WHAT YOU WILL DO> Go through the records underneath and count the lines that include the string "jejich". Give nothing but the number.

STORED ROWS>
-.-.-
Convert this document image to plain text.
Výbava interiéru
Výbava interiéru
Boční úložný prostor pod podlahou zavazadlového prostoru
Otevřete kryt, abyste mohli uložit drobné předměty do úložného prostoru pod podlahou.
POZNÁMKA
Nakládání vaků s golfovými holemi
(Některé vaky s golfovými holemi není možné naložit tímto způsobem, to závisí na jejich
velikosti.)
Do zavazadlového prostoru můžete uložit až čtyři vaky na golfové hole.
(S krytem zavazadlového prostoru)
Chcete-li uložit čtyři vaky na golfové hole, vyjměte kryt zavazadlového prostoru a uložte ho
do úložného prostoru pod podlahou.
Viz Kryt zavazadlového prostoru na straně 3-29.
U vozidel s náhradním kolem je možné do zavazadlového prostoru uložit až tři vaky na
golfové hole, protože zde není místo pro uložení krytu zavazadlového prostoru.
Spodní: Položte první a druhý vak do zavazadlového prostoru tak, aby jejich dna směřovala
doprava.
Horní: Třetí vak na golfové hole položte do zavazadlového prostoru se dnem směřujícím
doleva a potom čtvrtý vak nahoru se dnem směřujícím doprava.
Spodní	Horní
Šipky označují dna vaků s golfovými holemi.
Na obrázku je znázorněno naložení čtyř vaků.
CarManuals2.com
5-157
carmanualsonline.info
-.-.-
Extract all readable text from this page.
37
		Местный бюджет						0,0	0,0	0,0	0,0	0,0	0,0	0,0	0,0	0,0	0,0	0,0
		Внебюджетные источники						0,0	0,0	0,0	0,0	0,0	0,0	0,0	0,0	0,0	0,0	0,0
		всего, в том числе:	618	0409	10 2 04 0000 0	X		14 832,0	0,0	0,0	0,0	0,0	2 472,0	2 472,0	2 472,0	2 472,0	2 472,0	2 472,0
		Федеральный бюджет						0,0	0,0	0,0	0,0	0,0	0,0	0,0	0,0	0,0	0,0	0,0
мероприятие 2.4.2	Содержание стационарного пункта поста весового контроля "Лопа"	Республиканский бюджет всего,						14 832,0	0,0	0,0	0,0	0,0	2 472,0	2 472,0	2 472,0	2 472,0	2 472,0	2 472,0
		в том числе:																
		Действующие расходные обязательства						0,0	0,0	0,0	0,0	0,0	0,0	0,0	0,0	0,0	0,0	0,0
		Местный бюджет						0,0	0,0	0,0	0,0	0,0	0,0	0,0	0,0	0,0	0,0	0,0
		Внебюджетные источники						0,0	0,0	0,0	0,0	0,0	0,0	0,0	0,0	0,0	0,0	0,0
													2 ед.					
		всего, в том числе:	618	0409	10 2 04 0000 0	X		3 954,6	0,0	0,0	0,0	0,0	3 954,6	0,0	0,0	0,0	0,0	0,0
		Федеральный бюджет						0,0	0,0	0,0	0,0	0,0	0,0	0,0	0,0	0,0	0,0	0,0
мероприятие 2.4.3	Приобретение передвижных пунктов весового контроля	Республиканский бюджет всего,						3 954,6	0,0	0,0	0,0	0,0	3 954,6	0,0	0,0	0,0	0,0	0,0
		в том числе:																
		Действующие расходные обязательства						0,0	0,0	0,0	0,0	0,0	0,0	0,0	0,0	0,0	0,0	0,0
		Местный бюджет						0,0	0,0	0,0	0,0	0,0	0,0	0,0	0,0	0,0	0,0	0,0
-.-.-
FULL ANSWER> 2